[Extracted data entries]

* begin *

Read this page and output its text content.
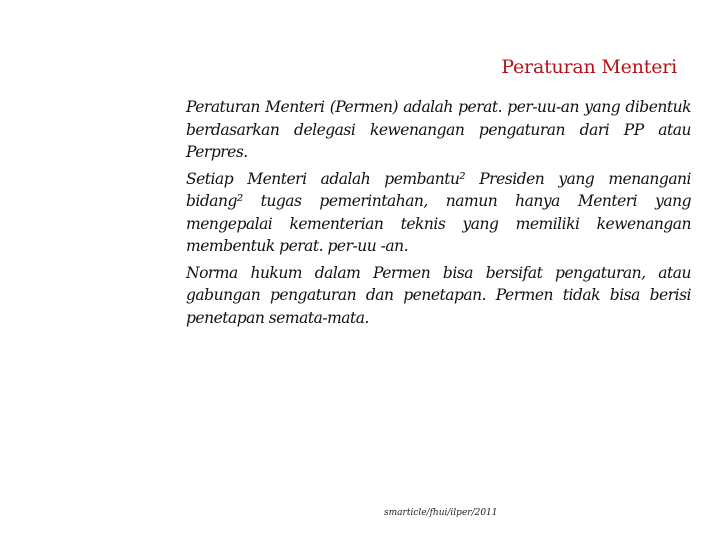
Peraturan Menteri

Peraturan Menteri (Permen) adalah perat. per-uu-an yang dibentuk berdasarkan delegasi kewenangan pengaturan dari PP atau Perpres.

Setiap Menteri adalah pembantu² Presiden yang menangani bidang² tugas pemerintahan, namun hanya Menteri yang mengepalai kementerian teknis yang memiliki kewenangan membentuk perat. per-uu -an.

Norma hukum dalam Permen bisa bersifat pengaturan, atau gabungan pengaturan dan penetapan. Permen tidak bisa berisi penetapan semata-mata.

smarticle/fhui/ilper/2011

* end *

→ **What to produce**:
Exclude the images and reproduce the remaining data exactly.

→ **Response to this exercise**:
Read this page and output its text content.
Peraturan Menteri

Peraturan Menteri (Permen) adalah perat. per-uu-an yang dibentuk berdasarkan delegasi kewenangan pengaturan dari PP atau Perpres.

Setiap Menteri adalah pembantu² Presiden yang menangani bidang² tugas pemerintahan, namun hanya Menteri yang mengepalai kementerian teknis yang memiliki kewenangan membentuk perat. per-uu -an.

Norma hukum dalam Permen bisa bersifat pengaturan, atau gabungan pengaturan dan penetapan. Permen tidak bisa berisi penetapan semata-mata.

smarticle/fhui/ilper/2011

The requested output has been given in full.